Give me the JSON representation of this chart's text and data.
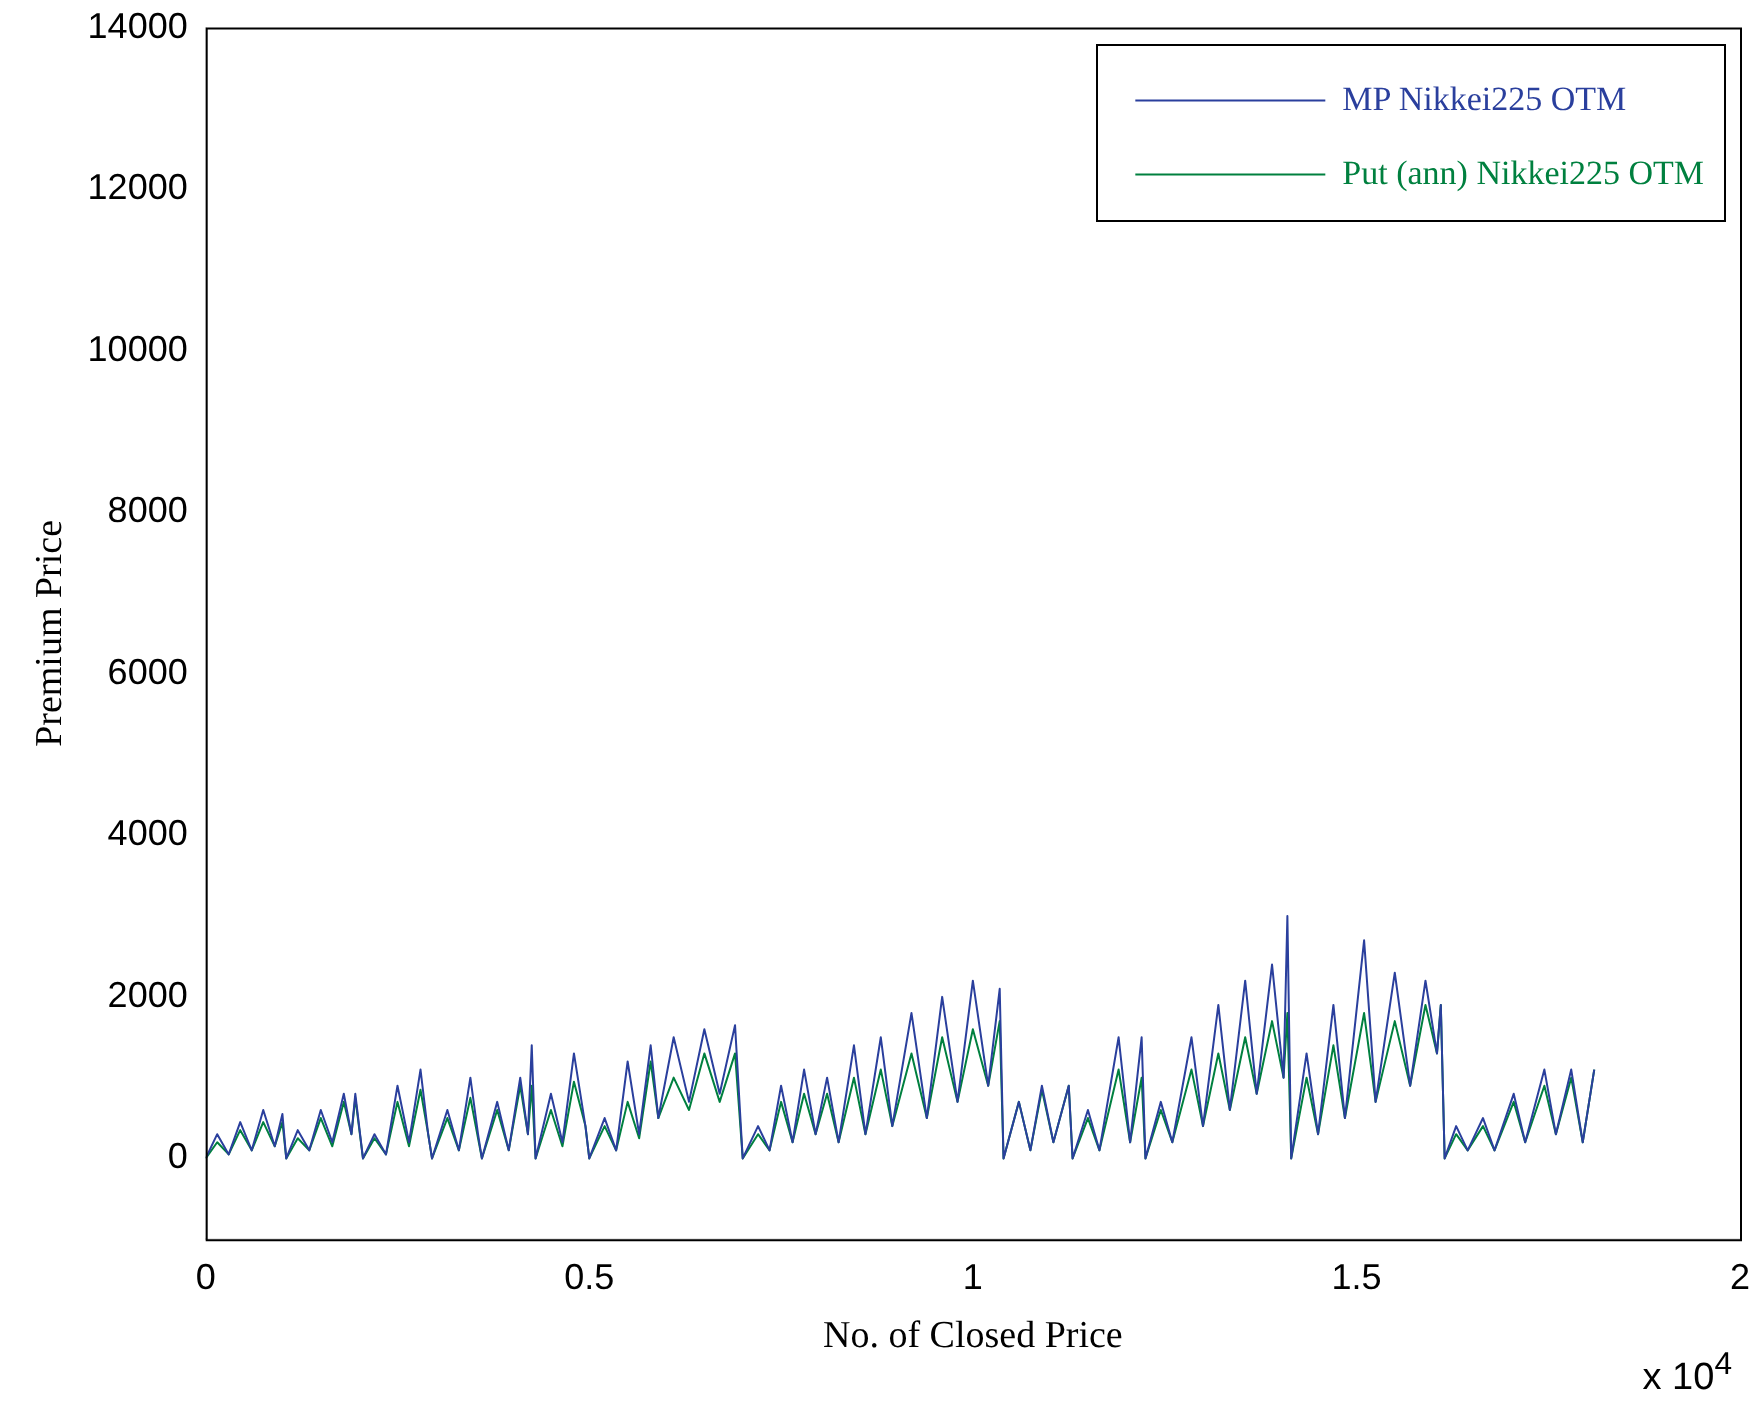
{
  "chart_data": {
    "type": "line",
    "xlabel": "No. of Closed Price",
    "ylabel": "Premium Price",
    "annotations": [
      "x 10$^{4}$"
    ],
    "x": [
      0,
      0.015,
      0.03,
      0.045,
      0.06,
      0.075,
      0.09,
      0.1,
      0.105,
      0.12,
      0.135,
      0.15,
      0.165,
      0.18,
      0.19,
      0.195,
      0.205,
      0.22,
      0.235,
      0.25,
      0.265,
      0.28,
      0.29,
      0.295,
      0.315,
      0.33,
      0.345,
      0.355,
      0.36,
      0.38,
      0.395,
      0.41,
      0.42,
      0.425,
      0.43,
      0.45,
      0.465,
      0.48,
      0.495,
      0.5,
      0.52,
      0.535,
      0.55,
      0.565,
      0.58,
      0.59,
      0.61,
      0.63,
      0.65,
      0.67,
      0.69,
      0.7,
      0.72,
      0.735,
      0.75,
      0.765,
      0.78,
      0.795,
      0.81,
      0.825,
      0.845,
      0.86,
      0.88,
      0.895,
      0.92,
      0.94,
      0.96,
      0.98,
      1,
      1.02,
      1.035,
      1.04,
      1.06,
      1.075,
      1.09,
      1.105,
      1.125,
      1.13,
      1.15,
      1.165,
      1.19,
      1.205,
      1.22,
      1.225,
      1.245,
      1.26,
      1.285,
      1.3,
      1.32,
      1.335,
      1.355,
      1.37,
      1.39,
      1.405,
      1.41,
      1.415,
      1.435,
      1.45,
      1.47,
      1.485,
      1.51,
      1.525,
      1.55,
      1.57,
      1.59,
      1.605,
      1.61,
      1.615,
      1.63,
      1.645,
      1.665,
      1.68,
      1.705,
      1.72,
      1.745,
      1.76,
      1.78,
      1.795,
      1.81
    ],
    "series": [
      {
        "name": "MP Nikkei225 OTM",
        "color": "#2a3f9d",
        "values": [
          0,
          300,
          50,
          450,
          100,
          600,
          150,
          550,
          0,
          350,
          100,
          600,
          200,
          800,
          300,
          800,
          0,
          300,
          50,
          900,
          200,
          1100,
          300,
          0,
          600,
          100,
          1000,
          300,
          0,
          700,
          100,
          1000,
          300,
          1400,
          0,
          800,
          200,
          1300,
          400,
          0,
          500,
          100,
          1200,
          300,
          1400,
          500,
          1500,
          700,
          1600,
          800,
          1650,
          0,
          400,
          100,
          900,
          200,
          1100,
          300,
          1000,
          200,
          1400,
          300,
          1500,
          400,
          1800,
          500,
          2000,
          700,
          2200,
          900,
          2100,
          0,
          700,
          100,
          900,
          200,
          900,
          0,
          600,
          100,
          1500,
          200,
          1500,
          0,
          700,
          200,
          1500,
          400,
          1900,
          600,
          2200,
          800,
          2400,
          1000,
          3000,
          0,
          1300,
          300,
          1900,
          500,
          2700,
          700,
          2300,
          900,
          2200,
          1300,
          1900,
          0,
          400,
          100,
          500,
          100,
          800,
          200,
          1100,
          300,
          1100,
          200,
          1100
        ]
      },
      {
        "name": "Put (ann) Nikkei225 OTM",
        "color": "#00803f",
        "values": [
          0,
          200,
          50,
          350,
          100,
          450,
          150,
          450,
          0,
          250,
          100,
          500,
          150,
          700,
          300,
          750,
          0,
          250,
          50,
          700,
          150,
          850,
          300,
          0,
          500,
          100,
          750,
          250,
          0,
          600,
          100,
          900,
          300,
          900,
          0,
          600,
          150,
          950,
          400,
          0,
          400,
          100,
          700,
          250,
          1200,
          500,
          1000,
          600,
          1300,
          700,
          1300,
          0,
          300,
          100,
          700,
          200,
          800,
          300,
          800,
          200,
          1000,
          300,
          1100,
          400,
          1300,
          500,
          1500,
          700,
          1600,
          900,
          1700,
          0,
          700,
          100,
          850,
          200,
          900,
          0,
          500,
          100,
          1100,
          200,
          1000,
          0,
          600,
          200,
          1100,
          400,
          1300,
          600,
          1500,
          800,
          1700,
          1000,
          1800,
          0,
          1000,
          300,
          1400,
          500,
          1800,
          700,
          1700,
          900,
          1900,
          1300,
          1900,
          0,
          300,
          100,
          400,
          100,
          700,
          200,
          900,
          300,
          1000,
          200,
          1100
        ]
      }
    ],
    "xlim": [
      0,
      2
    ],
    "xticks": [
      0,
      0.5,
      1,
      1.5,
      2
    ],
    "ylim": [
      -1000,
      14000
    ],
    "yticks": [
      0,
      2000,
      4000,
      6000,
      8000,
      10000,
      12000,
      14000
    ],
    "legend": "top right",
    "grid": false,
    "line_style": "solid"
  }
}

------------

Without the pictures, restate each entry exactly.

• **Answer to the task**
Give me the JSON representation of this chart's text and data.
{
  "chart_data": {
    "type": "line",
    "xlabel": "No. of Closed Price",
    "ylabel": "Premium Price",
    "annotations": [
      "x 10$^{4}$"
    ],
    "x": [
      0,
      0.015,
      0.03,
      0.045,
      0.06,
      0.075,
      0.09,
      0.1,
      0.105,
      0.12,
      0.135,
      0.15,
      0.165,
      0.18,
      0.19,
      0.195,
      0.205,
      0.22,
      0.235,
      0.25,
      0.265,
      0.28,
      0.29,
      0.295,
      0.315,
      0.33,
      0.345,
      0.355,
      0.36,
      0.38,
      0.395,
      0.41,
      0.42,
      0.425,
      0.43,
      0.45,
      0.465,
      0.48,
      0.495,
      0.5,
      0.52,
      0.535,
      0.55,
      0.565,
      0.58,
      0.59,
      0.61,
      0.63,
      0.65,
      0.67,
      0.69,
      0.7,
      0.72,
      0.735,
      0.75,
      0.765,
      0.78,
      0.795,
      0.81,
      0.825,
      0.845,
      0.86,
      0.88,
      0.895,
      0.92,
      0.94,
      0.96,
      0.98,
      1,
      1.02,
      1.035,
      1.04,
      1.06,
      1.075,
      1.09,
      1.105,
      1.125,
      1.13,
      1.15,
      1.165,
      1.19,
      1.205,
      1.22,
      1.225,
      1.245,
      1.26,
      1.285,
      1.3,
      1.32,
      1.335,
      1.355,
      1.37,
      1.39,
      1.405,
      1.41,
      1.415,
      1.435,
      1.45,
      1.47,
      1.485,
      1.51,
      1.525,
      1.55,
      1.57,
      1.59,
      1.605,
      1.61,
      1.615,
      1.63,
      1.645,
      1.665,
      1.68,
      1.705,
      1.72,
      1.745,
      1.76,
      1.78,
      1.795,
      1.81
    ],
    "series": [
      {
        "name": "MP Nikkei225 OTM",
        "color": "#2a3f9d",
        "values": [
          0,
          300,
          50,
          450,
          100,
          600,
          150,
          550,
          0,
          350,
          100,
          600,
          200,
          800,
          300,
          800,
          0,
          300,
          50,
          900,
          200,
          1100,
          300,
          0,
          600,
          100,
          1000,
          300,
          0,
          700,
          100,
          1000,
          300,
          1400,
          0,
          800,
          200,
          1300,
          400,
          0,
          500,
          100,
          1200,
          300,
          1400,
          500,
          1500,
          700,
          1600,
          800,
          1650,
          0,
          400,
          100,
          900,
          200,
          1100,
          300,
          1000,
          200,
          1400,
          300,
          1500,
          400,
          1800,
          500,
          2000,
          700,
          2200,
          900,
          2100,
          0,
          700,
          100,
          900,
          200,
          900,
          0,
          600,
          100,
          1500,
          200,
          1500,
          0,
          700,
          200,
          1500,
          400,
          1900,
          600,
          2200,
          800,
          2400,
          1000,
          3000,
          0,
          1300,
          300,
          1900,
          500,
          2700,
          700,
          2300,
          900,
          2200,
          1300,
          1900,
          0,
          400,
          100,
          500,
          100,
          800,
          200,
          1100,
          300,
          1100,
          200,
          1100
        ]
      },
      {
        "name": "Put (ann) Nikkei225 OTM",
        "color": "#00803f",
        "values": [
          0,
          200,
          50,
          350,
          100,
          450,
          150,
          450,
          0,
          250,
          100,
          500,
          150,
          700,
          300,
          750,
          0,
          250,
          50,
          700,
          150,
          850,
          300,
          0,
          500,
          100,
          750,
          250,
          0,
          600,
          100,
          900,
          300,
          900,
          0,
          600,
          150,
          950,
          400,
          0,
          400,
          100,
          700,
          250,
          1200,
          500,
          1000,
          600,
          1300,
          700,
          1300,
          0,
          300,
          100,
          700,
          200,
          800,
          300,
          800,
          200,
          1000,
          300,
          1100,
          400,
          1300,
          500,
          1500,
          700,
          1600,
          900,
          1700,
          0,
          700,
          100,
          850,
          200,
          900,
          0,
          500,
          100,
          1100,
          200,
          1000,
          0,
          600,
          200,
          1100,
          400,
          1300,
          600,
          1500,
          800,
          1700,
          1000,
          1800,
          0,
          1000,
          300,
          1400,
          500,
          1800,
          700,
          1700,
          900,
          1900,
          1300,
          1900,
          0,
          300,
          100,
          400,
          100,
          700,
          200,
          900,
          300,
          1000,
          200,
          1100
        ]
      }
    ],
    "xlim": [
      0,
      2
    ],
    "xticks": [
      0,
      0.5,
      1,
      1.5,
      2
    ],
    "ylim": [
      -1000,
      14000
    ],
    "yticks": [
      0,
      2000,
      4000,
      6000,
      8000,
      10000,
      12000,
      14000
    ],
    "legend": "top right",
    "grid": false,
    "line_style": "solid"
  }
}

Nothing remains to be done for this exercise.